Records excerpted from a collection:
==========

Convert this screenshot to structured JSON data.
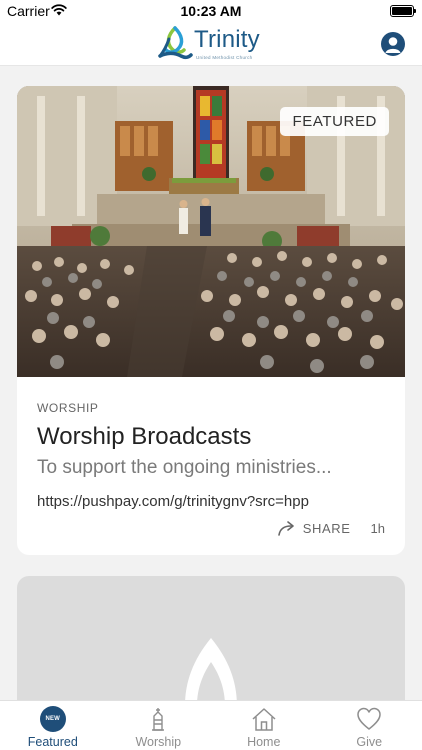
{
  "status_bar": {
    "carrier": "Carrier",
    "time": "10:23 AM"
  },
  "header": {
    "logo_name": "Trinity",
    "logo_subtitle": "United Methodist Church"
  },
  "feed": {
    "featured_card": {
      "badge": "FEATURED",
      "category": "WORSHIP",
      "title": "Worship Broadcasts",
      "subtitle": "To support the ongoing ministries...",
      "link": "https://pushpay.com/g/trinitygnv?src=hpp",
      "share_label": "SHARE",
      "time_ago": "1h"
    }
  },
  "tab_bar": {
    "tabs": [
      {
        "label": "Featured",
        "icon": "new-badge-icon",
        "badge": "NEW",
        "active": true
      },
      {
        "label": "Worship",
        "icon": "church-icon",
        "active": false
      },
      {
        "label": "Home",
        "icon": "house-icon",
        "active": false
      },
      {
        "label": "Give",
        "icon": "heart-icon",
        "active": false
      }
    ]
  },
  "colors": {
    "accent": "#1f4e79",
    "inactive": "#8e8e8e",
    "background": "#f2f2f2"
  }
}
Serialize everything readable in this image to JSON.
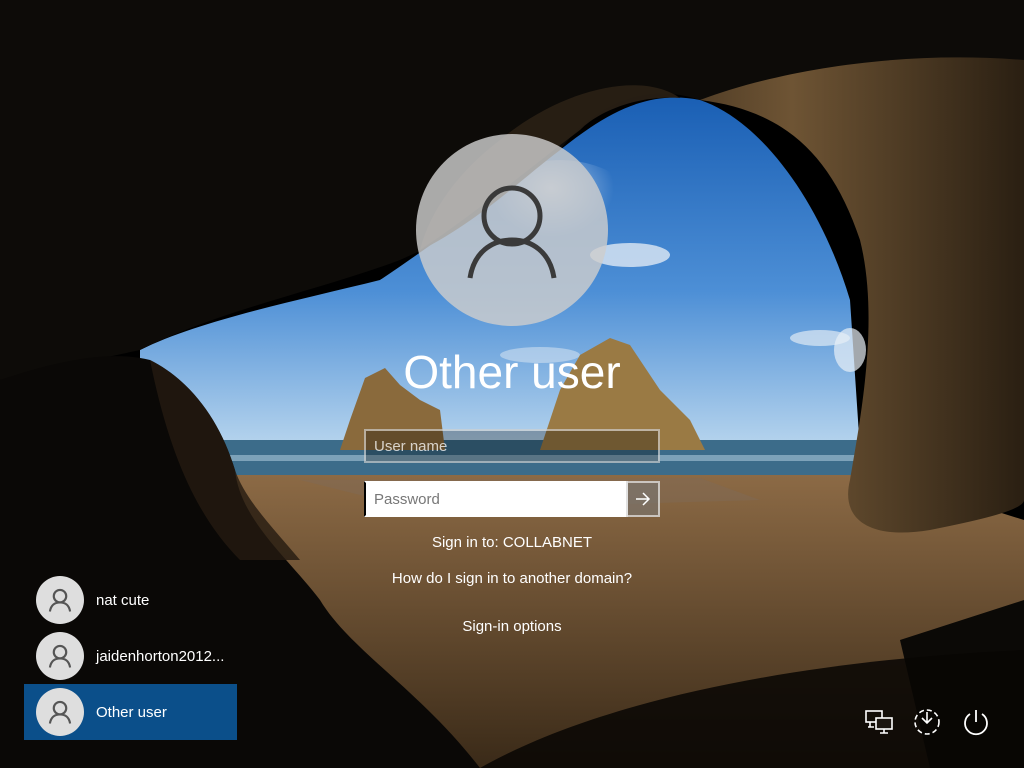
{
  "selected_user": {
    "name": "Other user",
    "avatar_icon": "user-icon"
  },
  "form": {
    "username_placeholder": "User name",
    "password_placeholder": "Password",
    "submit_icon": "arrow-right-icon"
  },
  "signin_to": "Sign in to: COLLABNET",
  "another_domain_link": "How do I sign in to another domain?",
  "signin_options_link": "Sign-in options",
  "users": [
    {
      "name": "nat cute",
      "selected": false
    },
    {
      "name": "jaidenhorton2012...",
      "selected": false
    },
    {
      "name": "Other user",
      "selected": true
    }
  ],
  "system_icons": [
    "network-icon",
    "ease-of-access-icon",
    "power-icon"
  ],
  "colors": {
    "selected_tile": "#0b4f8a",
    "avatar_bg": "#dedede"
  }
}
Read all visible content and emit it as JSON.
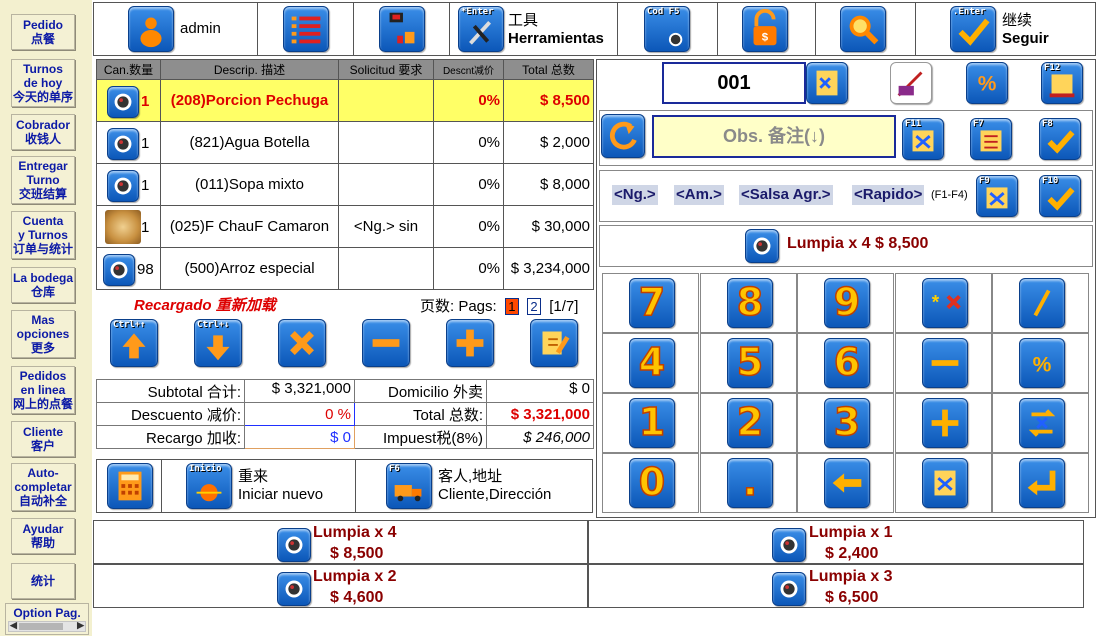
{
  "sidebar": {
    "items": [
      {
        "label": "Pedido\n点餐"
      },
      {
        "label": "Turnos\nde hoy\n今天的单序"
      },
      {
        "label": "Cobrador\n收钱人"
      },
      {
        "label": "Entregar\nTurno\n交班结算"
      },
      {
        "label": "Cuenta\ny Turnos\n订单与统计"
      },
      {
        "label": "La bodega\n仓库"
      },
      {
        "label": "Mas\nopciones\n更多"
      },
      {
        "label": "Pedidos\nen linea\n网上的点餐"
      },
      {
        "label": "Cliente\n客户"
      },
      {
        "label": "Auto-\ncompletar\n自动补全"
      },
      {
        "label": "Ayudar\n帮助"
      },
      {
        "label": "统计"
      }
    ],
    "option_page": "Option Pag."
  },
  "toolbar": {
    "user": "admin",
    "enter_key": "*Enter",
    "tools_cn": "工具",
    "tools_es": "Herramientas",
    "cod_key": "Cod F5",
    "continue_key": ".Enter",
    "continue_cn": "继续",
    "continue_es": "Seguir"
  },
  "order": {
    "headers": [
      "Can.数量",
      "Descrip. 描述",
      "Solicitud 要求",
      "Descnt减价",
      "Total 总数"
    ],
    "rows": [
      {
        "qty": "1",
        "desc": "(208)Porcion Pechuga",
        "req": "",
        "disc": "0%",
        "total": "$ 8,500",
        "selected": true
      },
      {
        "qty": "1",
        "desc": "(821)Agua Botella",
        "req": "",
        "disc": "0%",
        "total": "$ 2,000"
      },
      {
        "qty": "1",
        "desc": "(011)Sopa mixto",
        "req": "",
        "disc": "0%",
        "total": "$ 8,000"
      },
      {
        "qty": "1",
        "desc": "(025)F ChauF Camaron",
        "req": "<Ng.> sin",
        "disc": "0%",
        "total": "$ 30,000"
      },
      {
        "qty": "98",
        "desc": "(500)Arroz especial",
        "req": "",
        "disc": "0%",
        "total": "$ 3,234,000"
      }
    ]
  },
  "pagination": {
    "reload": "Recargado 重新加载",
    "label": "页数: Pags:",
    "page1": "1",
    "page2": "2",
    "info": "[1/7]"
  },
  "action_keys": {
    "up": "Ctrl+↑",
    "down": "Ctrl+↓"
  },
  "totals": {
    "subtotal_label": "Subtotal 合计:",
    "subtotal": "$ 3,321,000",
    "domicilio_label": "Domicilio 外卖",
    "domicilio": "$ 0",
    "discount_label": "Descuento 减价:",
    "discount": "0 %",
    "total_label": "Total 总数:",
    "total": "$ 3,321,000",
    "surcharge_label": "Recargo 加收:",
    "surcharge": "$ 0",
    "tax_label": "Impuest税(8%)",
    "tax": "$ 246,000"
  },
  "bottom_actions": {
    "inicio_key": "Inicio",
    "restart_cn": "重来",
    "restart_es": "Iniciar nuevo",
    "f6_key": "F6",
    "customer_cn": "客人,地址",
    "customer_es": "Cliente,Dirección"
  },
  "right_panel": {
    "table_number": "001",
    "f12_key": "F12",
    "f11_key": "F11",
    "f7_key": "F7",
    "f8_key": "F8",
    "f9_key": "F9",
    "f10_key": "F10",
    "obs": "Obs. 备注(↓)",
    "modifiers": [
      "<Ng.>",
      "<Am.>",
      "<Salsa Agr.>",
      "<Rapido>"
    ],
    "modifier_hint": "(F1-F4)",
    "last_item": "Lumpia x 4  $ 8,500"
  },
  "keypad": {
    "k7": "7",
    "k8": "8",
    "k9": "9",
    "k4": "4",
    "k5": "5",
    "k6": "6",
    "k1": "1",
    "k2": "2",
    "k3": "3",
    "k0": "0",
    "kdot": "."
  },
  "quick_items": [
    {
      "name": "Lumpia x 4",
      "price": "$ 8,500"
    },
    {
      "name": "Lumpia x 1",
      "price": "$ 2,400"
    },
    {
      "name": "Lumpia x 2",
      "price": "$ 4,600"
    },
    {
      "name": "Lumpia x 3",
      "price": "$ 6,500"
    }
  ]
}
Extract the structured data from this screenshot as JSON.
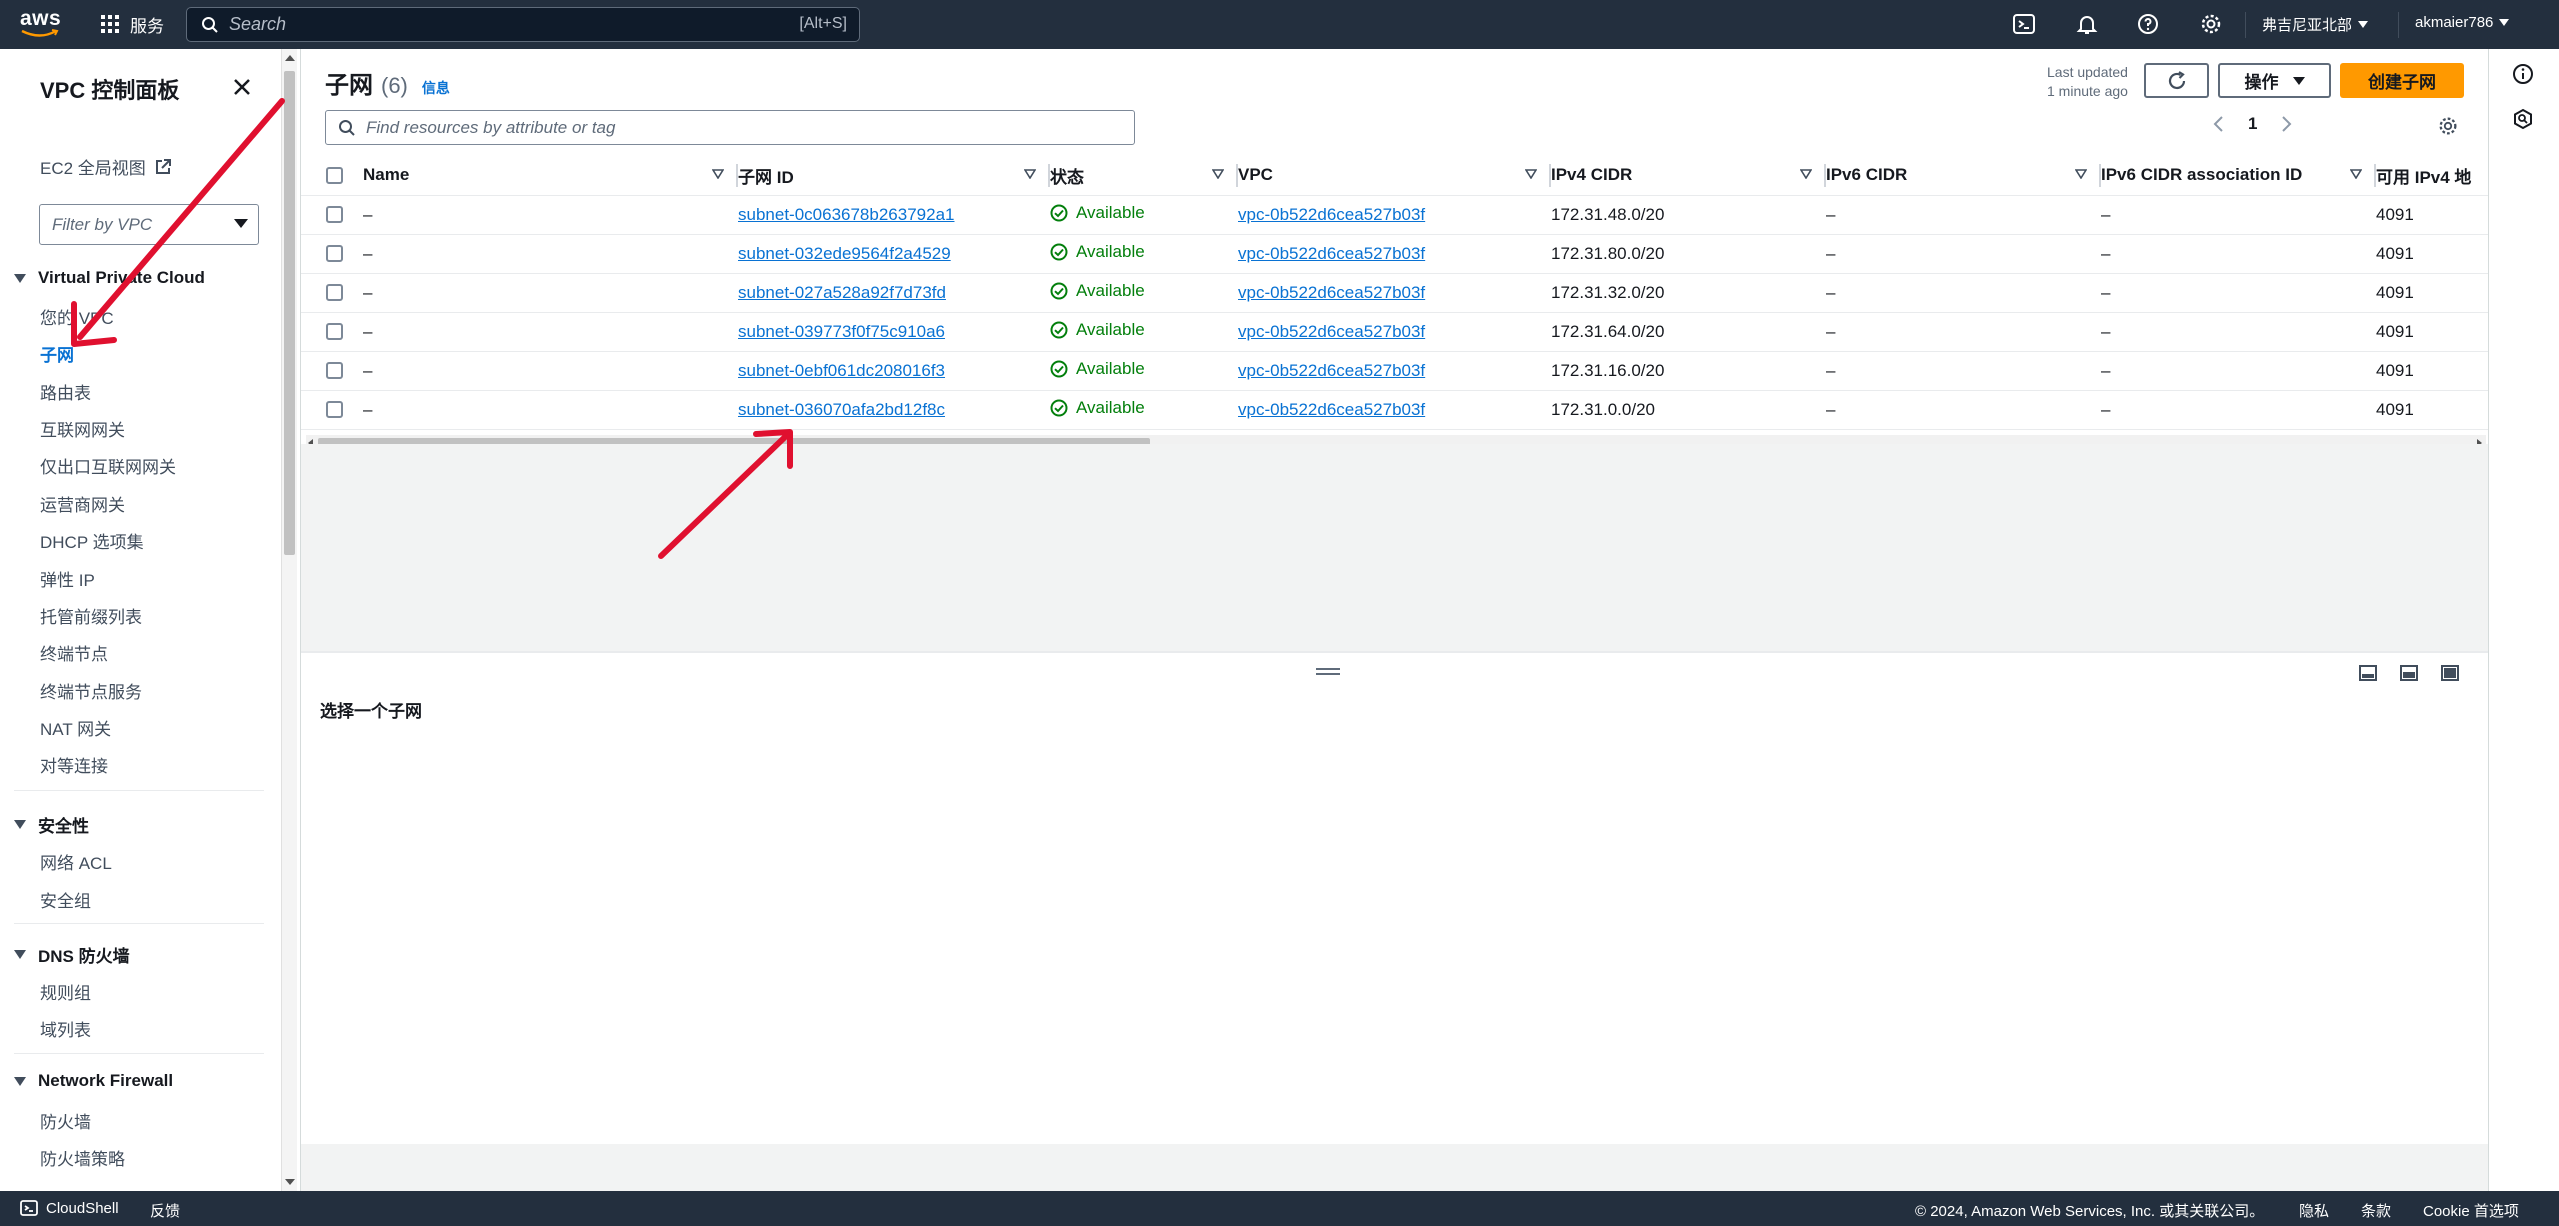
{
  "topnav": {
    "logo_text": "aws",
    "services_label": "服务",
    "search_placeholder": "Search",
    "search_shortcut": "[Alt+S]",
    "region": "弗吉尼亚北部",
    "account": "akmaier786"
  },
  "sidebar": {
    "title": "VPC 控制面板",
    "ec2_link": "EC2 全局视图",
    "filter_placeholder": "Filter by VPC",
    "sections": [
      {
        "title": "Virtual Private Cloud",
        "items": [
          "您的 VPC",
          "子网",
          "路由表",
          "互联网网关",
          "仅出口互联网网关",
          "运营商网关",
          "DHCP 选项集",
          "弹性 IP",
          "托管前缀列表",
          "终端节点",
          "终端节点服务",
          "NAT 网关",
          "对等连接"
        ]
      },
      {
        "title": "安全性",
        "items": [
          "网络 ACL",
          "安全组"
        ]
      },
      {
        "title": "DNS 防火墙",
        "items": [
          "规则组",
          "域列表"
        ]
      },
      {
        "title": "Network Firewall",
        "items": [
          "防火墙",
          "防火墙策略"
        ]
      }
    ],
    "active_item": "子网"
  },
  "main": {
    "title": "子网",
    "count": "(6)",
    "info_link": "信息",
    "last_updated_line1": "Last updated",
    "last_updated_line2": "1 minute ago",
    "actions_label": "操作",
    "create_label": "创建子网",
    "filter_placeholder": "Find resources by attribute or tag",
    "page_number": "1",
    "columns": [
      "Name",
      "子网 ID",
      "状态",
      "VPC",
      "IPv4 CIDR",
      "IPv6 CIDR",
      "IPv6 CIDR association ID",
      "可用 IPv4 地"
    ],
    "rows": [
      {
        "name": "–",
        "subnet_id": "subnet-0c063678b263792a1",
        "status": "Available",
        "vpc": "vpc-0b522d6cea527b03f",
        "ipv4": "172.31.48.0/20",
        "ipv6": "–",
        "assoc": "–",
        "avail": "4091"
      },
      {
        "name": "–",
        "subnet_id": "subnet-032ede9564f2a4529",
        "status": "Available",
        "vpc": "vpc-0b522d6cea527b03f",
        "ipv4": "172.31.80.0/20",
        "ipv6": "–",
        "assoc": "–",
        "avail": "4091"
      },
      {
        "name": "–",
        "subnet_id": "subnet-027a528a92f7d73fd",
        "status": "Available",
        "vpc": "vpc-0b522d6cea527b03f",
        "ipv4": "172.31.32.0/20",
        "ipv6": "–",
        "assoc": "–",
        "avail": "4091"
      },
      {
        "name": "–",
        "subnet_id": "subnet-039773f0f75c910a6",
        "status": "Available",
        "vpc": "vpc-0b522d6cea527b03f",
        "ipv4": "172.31.64.0/20",
        "ipv6": "–",
        "assoc": "–",
        "avail": "4091"
      },
      {
        "name": "–",
        "subnet_id": "subnet-0ebf061dc208016f3",
        "status": "Available",
        "vpc": "vpc-0b522d6cea527b03f",
        "ipv4": "172.31.16.0/20",
        "ipv6": "–",
        "assoc": "–",
        "avail": "4091"
      },
      {
        "name": "–",
        "subnet_id": "subnet-036070afa2bd12f8c",
        "status": "Available",
        "vpc": "vpc-0b522d6cea527b03f",
        "ipv4": "172.31.0.0/20",
        "ipv6": "–",
        "assoc": "–",
        "avail": "4091"
      }
    ],
    "details_title": "选择一个子网"
  },
  "footer": {
    "cloudshell": "CloudShell",
    "feedback": "反馈",
    "copyright": "© 2024, Amazon Web Services, Inc. 或其关联公司。",
    "privacy": "隐私",
    "terms": "条款",
    "cookie": "Cookie 首选项"
  },
  "colors": {
    "nav_bg": "#232f3e",
    "link": "#0972d3",
    "primary_button": "#ff9900",
    "status_ok": "#037f0c",
    "annotation_arrow": "#e0102f"
  }
}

==========

Given instruction: Count the lines in the entries above that include the string "Cliente", then give only that figure.

Output of the task: 2